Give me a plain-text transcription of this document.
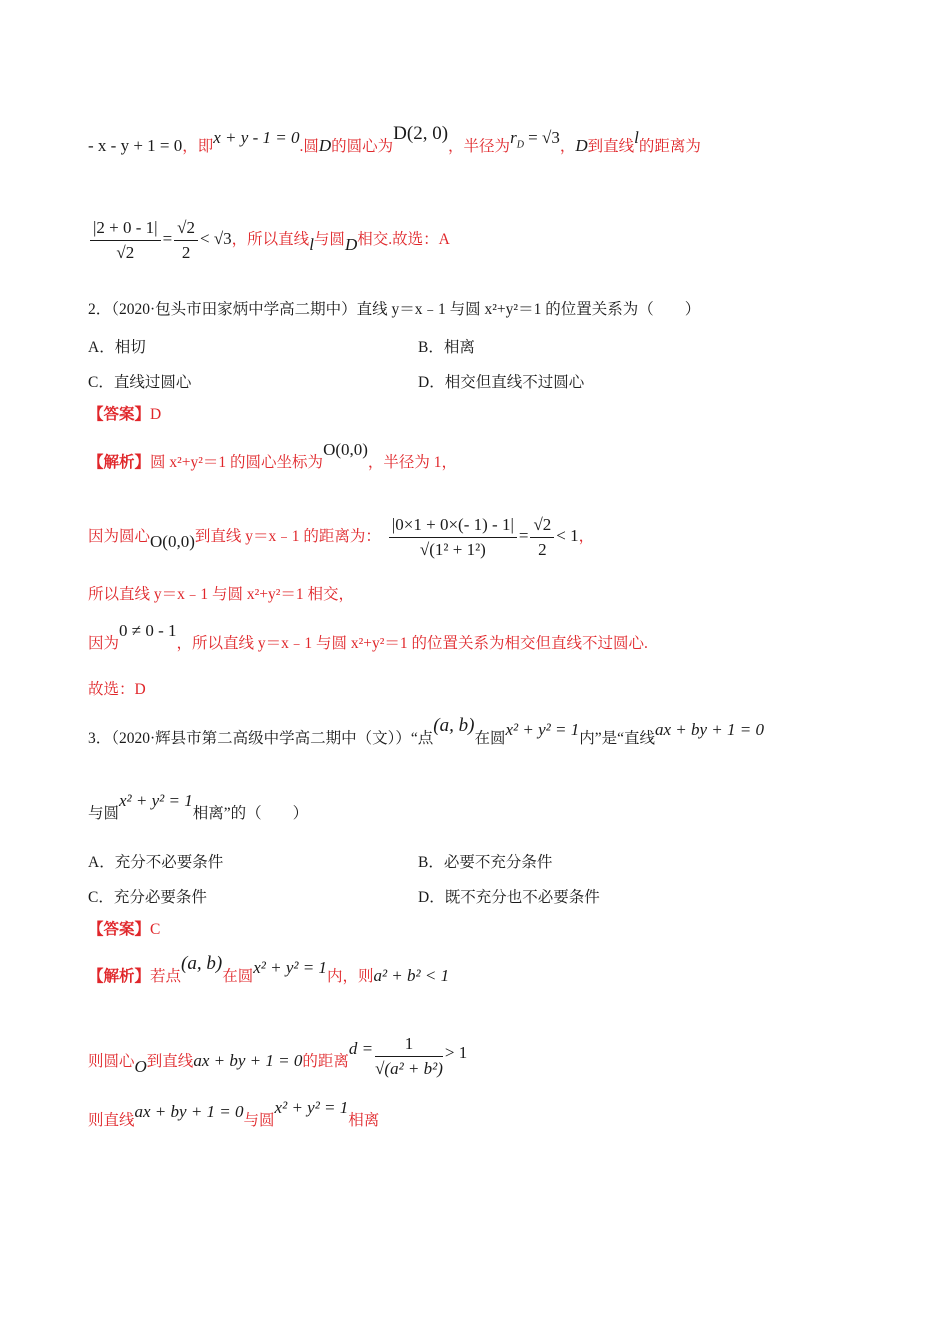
- x - y + 1 = 0，即x + y - 1 = 0.圆D的圆心为D(2, 0)，半径为$r_D = √3$，D到直线l的距离为
$\frac{|2 + 0 - 1|}{√2} = \frac{√2}{2} < √3$，所以直线l与圆D相交.故选：A
2．（2020·包头市田家炳中学高二期中）直线 y＝x﹣1 与圆 x²+y²＝1 的位置关系为（　　）
A．相切	B．相离
C．直线过圆心	D．相交但直线不过圆心
【答案】D
【解析】圆 x²+y²＝1 的圆心坐标为O(0,0)，半径为 1，
因为圆心O(0,0)到直线 y＝x﹣1 的距离为： $\frac{|0\times 1 + 0\times(- 1) - 1|}{\text{√(1² + 1²)}} = \frac{√2}{2} < 1$，
所以直线 y＝x﹣1 与圆 x²+y²＝1 相交，
因为0 ≠ 0 - 1，所以直线 y＝x﹣1 与圆 x²+y²＝1 的位置关系为相交但直线不过圆心.
故选：D
3．（2020·辉县市第二高级中学高二期中（文））“点(a, b)在圆x² + y² = 1内”是“直线ax + by + 1 = 0
与圆x² + y² = 1相离”的（　　）
A．充分不必要条件	B．必要不充分条件
C．充分必要条件	D．既不充分也不必要条件
【答案】C
【解析】若点(a, b)在圆x² + y² = 1内，则a² + b² < 1
则圆心O到直线ax + by + 1 = 0的距离$d = \frac{1}{\text{√(a² + b²)}} > 1$
则直线ax + by + 1 = 0与圆x² + y² = 1相离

Stated goal:
All lines in the data that contain the word "text" should be copied.

Exercise output:
Give me a plain-text transcription of this document.
因为圆心O(0,0)到直线 y＝x﹣1 的距离为： $\frac{|0\times 1 + 0\times(- 1) - 1|}{\text{√(1² + 1²)}} = \frac{√2}{2} < 1$，
则圆心O到直线ax + by + 1 = 0的距离$d = \frac{1}{\text{√(a² + b²)}} > 1$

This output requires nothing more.